Do this
Copy out the records precisely, omitting pictures.

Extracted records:
------

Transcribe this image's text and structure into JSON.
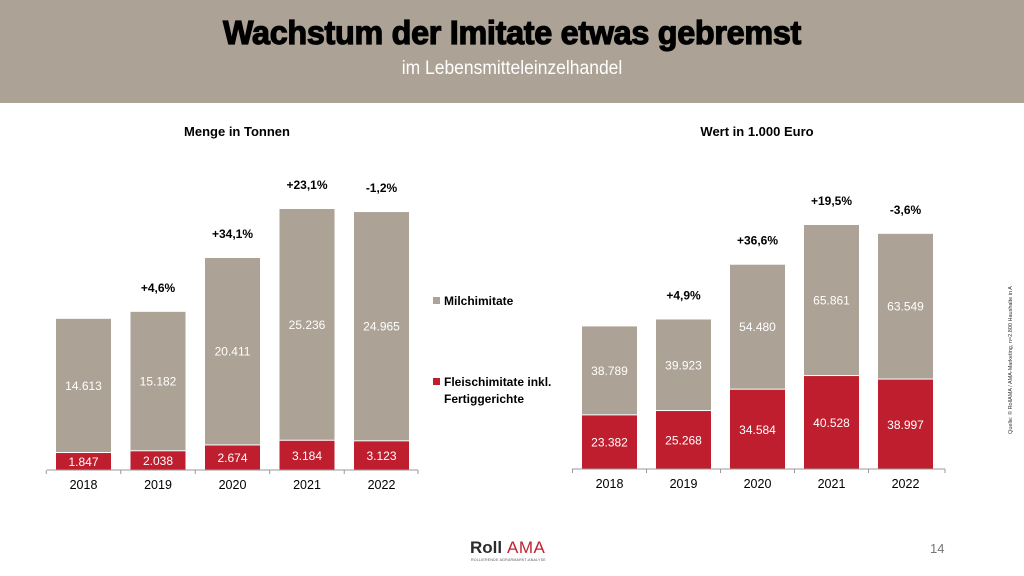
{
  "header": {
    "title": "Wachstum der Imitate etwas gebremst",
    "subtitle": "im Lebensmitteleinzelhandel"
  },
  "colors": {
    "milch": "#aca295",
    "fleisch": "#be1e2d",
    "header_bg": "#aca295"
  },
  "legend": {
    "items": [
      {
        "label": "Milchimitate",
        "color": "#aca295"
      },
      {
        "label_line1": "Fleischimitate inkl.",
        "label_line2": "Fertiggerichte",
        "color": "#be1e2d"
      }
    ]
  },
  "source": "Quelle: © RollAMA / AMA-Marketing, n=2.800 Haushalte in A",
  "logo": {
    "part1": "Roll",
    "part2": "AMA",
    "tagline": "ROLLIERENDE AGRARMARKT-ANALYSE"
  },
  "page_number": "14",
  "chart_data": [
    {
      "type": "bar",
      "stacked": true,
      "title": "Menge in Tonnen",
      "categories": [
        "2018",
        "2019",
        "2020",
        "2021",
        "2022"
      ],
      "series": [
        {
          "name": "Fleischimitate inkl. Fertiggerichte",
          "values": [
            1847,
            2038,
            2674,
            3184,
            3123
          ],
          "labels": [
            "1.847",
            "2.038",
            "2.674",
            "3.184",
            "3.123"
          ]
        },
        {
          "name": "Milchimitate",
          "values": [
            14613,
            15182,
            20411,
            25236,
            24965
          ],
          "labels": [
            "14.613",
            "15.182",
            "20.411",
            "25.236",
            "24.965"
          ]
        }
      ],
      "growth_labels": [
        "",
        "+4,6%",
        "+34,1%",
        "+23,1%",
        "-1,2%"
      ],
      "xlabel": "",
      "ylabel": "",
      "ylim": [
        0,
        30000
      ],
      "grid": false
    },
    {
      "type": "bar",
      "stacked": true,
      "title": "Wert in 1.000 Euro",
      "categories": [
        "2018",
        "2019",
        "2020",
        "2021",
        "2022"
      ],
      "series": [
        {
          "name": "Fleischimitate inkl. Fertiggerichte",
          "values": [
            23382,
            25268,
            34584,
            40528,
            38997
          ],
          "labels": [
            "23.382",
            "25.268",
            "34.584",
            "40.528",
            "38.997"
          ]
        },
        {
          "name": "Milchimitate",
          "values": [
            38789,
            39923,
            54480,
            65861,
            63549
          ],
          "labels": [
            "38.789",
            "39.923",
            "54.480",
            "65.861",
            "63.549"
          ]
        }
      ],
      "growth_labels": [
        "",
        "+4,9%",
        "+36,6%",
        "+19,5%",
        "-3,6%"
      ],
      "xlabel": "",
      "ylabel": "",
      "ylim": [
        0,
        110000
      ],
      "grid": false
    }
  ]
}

------

Full solution
Transcribe this image's text and structure into JSON.
{
  "header": {
    "title": "Wachstum der Imitate etwas gebremst",
    "subtitle": "im Lebensmitteleinzelhandel"
  },
  "colors": {
    "milch": "#aca295",
    "fleisch": "#be1e2d",
    "header_bg": "#aca295"
  },
  "legend": {
    "items": [
      {
        "label": "Milchimitate",
        "color": "#aca295"
      },
      {
        "label_line1": "Fleischimitate inkl.",
        "label_line2": "Fertiggerichte",
        "color": "#be1e2d"
      }
    ]
  },
  "source": "Quelle: © RollAMA / AMA-Marketing, n=2.800 Haushalte in A",
  "logo": {
    "part1": "Roll",
    "part2": "AMA",
    "tagline": "ROLLIERENDE AGRARMARKT-ANALYSE"
  },
  "page_number": "14",
  "chart_data": [
    {
      "type": "bar",
      "stacked": true,
      "title": "Menge in Tonnen",
      "categories": [
        "2018",
        "2019",
        "2020",
        "2021",
        "2022"
      ],
      "series": [
        {
          "name": "Fleischimitate inkl. Fertiggerichte",
          "values": [
            1847,
            2038,
            2674,
            3184,
            3123
          ],
          "labels": [
            "1.847",
            "2.038",
            "2.674",
            "3.184",
            "3.123"
          ]
        },
        {
          "name": "Milchimitate",
          "values": [
            14613,
            15182,
            20411,
            25236,
            24965
          ],
          "labels": [
            "14.613",
            "15.182",
            "20.411",
            "25.236",
            "24.965"
          ]
        }
      ],
      "growth_labels": [
        "",
        "+4,6%",
        "+34,1%",
        "+23,1%",
        "-1,2%"
      ],
      "xlabel": "",
      "ylabel": "",
      "ylim": [
        0,
        30000
      ],
      "grid": false
    },
    {
      "type": "bar",
      "stacked": true,
      "title": "Wert in 1.000 Euro",
      "categories": [
        "2018",
        "2019",
        "2020",
        "2021",
        "2022"
      ],
      "series": [
        {
          "name": "Fleischimitate inkl. Fertiggerichte",
          "values": [
            23382,
            25268,
            34584,
            40528,
            38997
          ],
          "labels": [
            "23.382",
            "25.268",
            "34.584",
            "40.528",
            "38.997"
          ]
        },
        {
          "name": "Milchimitate",
          "values": [
            38789,
            39923,
            54480,
            65861,
            63549
          ],
          "labels": [
            "38.789",
            "39.923",
            "54.480",
            "65.861",
            "63.549"
          ]
        }
      ],
      "growth_labels": [
        "",
        "+4,9%",
        "+36,6%",
        "+19,5%",
        "-3,6%"
      ],
      "xlabel": "",
      "ylabel": "",
      "ylim": [
        0,
        110000
      ],
      "grid": false
    }
  ]
}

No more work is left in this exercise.